(Collection entries)
----------------------------------------

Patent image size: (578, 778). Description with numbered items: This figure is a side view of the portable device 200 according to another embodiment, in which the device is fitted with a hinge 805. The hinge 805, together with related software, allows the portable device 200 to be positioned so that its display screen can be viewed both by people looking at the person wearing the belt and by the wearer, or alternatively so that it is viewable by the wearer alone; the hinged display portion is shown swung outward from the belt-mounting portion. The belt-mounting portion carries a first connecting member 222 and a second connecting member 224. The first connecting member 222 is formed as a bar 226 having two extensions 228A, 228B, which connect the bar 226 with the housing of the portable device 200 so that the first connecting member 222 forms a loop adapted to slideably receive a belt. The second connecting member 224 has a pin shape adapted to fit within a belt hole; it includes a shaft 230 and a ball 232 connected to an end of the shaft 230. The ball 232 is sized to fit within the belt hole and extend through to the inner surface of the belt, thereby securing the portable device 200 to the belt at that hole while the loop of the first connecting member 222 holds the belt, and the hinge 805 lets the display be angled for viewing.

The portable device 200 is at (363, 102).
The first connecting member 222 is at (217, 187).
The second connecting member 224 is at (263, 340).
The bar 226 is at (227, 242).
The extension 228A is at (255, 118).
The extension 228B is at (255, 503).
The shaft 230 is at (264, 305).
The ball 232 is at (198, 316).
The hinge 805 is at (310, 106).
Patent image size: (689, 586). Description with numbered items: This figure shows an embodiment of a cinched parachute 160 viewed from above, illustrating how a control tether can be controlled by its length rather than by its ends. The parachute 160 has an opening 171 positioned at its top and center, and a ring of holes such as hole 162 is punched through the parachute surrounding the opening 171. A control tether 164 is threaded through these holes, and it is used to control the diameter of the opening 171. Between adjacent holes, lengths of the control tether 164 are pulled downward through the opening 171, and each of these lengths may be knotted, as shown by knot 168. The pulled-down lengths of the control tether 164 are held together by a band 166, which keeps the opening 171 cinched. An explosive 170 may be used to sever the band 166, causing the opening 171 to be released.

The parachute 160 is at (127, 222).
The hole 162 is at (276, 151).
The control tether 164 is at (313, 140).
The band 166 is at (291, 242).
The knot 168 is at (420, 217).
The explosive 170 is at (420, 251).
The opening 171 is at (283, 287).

----------------------------------------

Objective: Please update the records starting at the beginning and ending at the line containing "The hinge 805 is at (310, 106).", changing "side view" to "lateral view" and leaving everything else as it is. Give back only those lines.

Response to this task:
Patent image size: (578, 778). Description with numbered items: This figure is a lateral view of the portable device 200 according to another embodiment, in which the device is fitted with a hinge 805. The hinge 805, together with related software, allows the portable device 200 to be positioned so that its display screen can be viewed both by people looking at the person wearing the belt and by the wearer, or alternatively so that it is viewable by the wearer alone; the hinged display portion is shown swung outward from the belt-mounting portion. The belt-mounting portion carries a first connecting member 222 and a second connecting member 224. The first connecting member 222 is formed as a bar 226 having two extensions 228A, 228B, which connect the bar 226 with the housing of the portable device 200 so that the first connecting member 222 forms a loop adapted to slideably receive a belt. The second connecting member 224 has a pin shape adapted to fit within a belt hole; it includes a shaft 230 and a ball 232 connected to an end of the shaft 230. The ball 232 is sized to fit within the belt hole and extend through to the inner surface of the belt, thereby securing the portable device 200 to the belt at that hole while the loop of the first connecting member 222 holds the belt, and the hinge 805 lets the display be angled for viewing.

The portable device 200 is at (363, 102).
The first connecting member 222 is at (217, 187).
The second connecting member 224 is at (263, 340).
The bar 226 is at (227, 242).
The extension 228A is at (255, 118).
The extension 228B is at (255, 503).
The shaft 230 is at (264, 305).
The ball 232 is at (198, 316).
The hinge 805 is at (310, 106).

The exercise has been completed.